SET EXERCISE - Quote, verbatim, all material below, without pictures.

MATERIAL FOR THE TASK -
·····

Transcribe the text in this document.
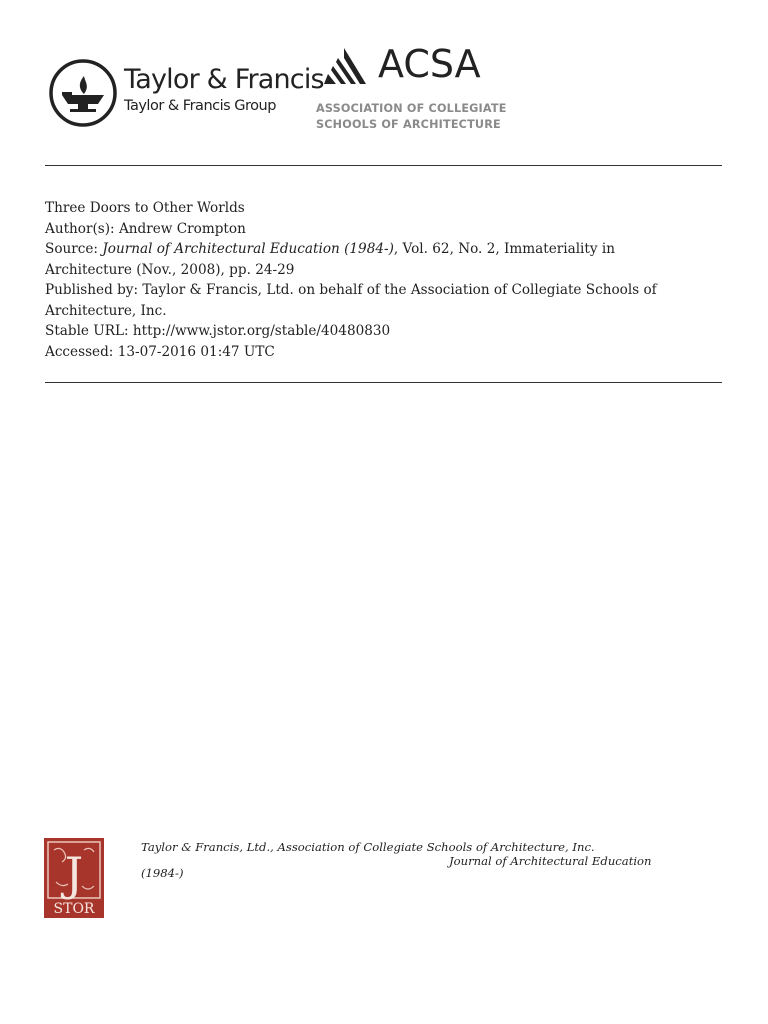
Taylor & Francis
Taylor & Francis Group
ACSA
ASSOCIATION OF COLLEGIATE
SCHOOLS OF ARCHITECTURE

Three Doors to Other Worlds

Author(s): Andrew Crompton

Source: Journal of Architectural Education (1984-), Vol. 62, No. 2, Immateriality in

Architecture (Nov., 2008), pp. 24-29

Published by: Taylor & Francis, Ltd. on behalf of the Association of Collegiate Schools of

Architecture, Inc.

Stable URL: http://www.jstor.org/stable/40480830

Accessed: 13-07-2016 01:47 UTC

J
STOR
Taylor & Francis, Ltd., Association of Collegiate Schools of Architecture, Inc.
Journal of Architectural Education
(1984-)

·····

THE RESULT -
Transcribe the text in this document.
Taylor & Francis
Taylor & Francis Group
ACSA
ASSOCIATION OF COLLEGIATE
SCHOOLS OF ARCHITECTURE

Three Doors to Other Worlds

Author(s): Andrew Crompton

Source: Journal of Architectural Education (1984-), Vol. 62, No. 2, Immateriality in

Architecture (Nov., 2008), pp. 24-29

Published by: Taylor & Francis, Ltd. on behalf of the Association of Collegiate Schools of

Architecture, Inc.

Stable URL: http://www.jstor.org/stable/40480830

Accessed: 13-07-2016 01:47 UTC

J
STOR
Taylor & Francis, Ltd., Association of Collegiate Schools of Architecture, Inc.
Journal of Architectural Education
(1984-)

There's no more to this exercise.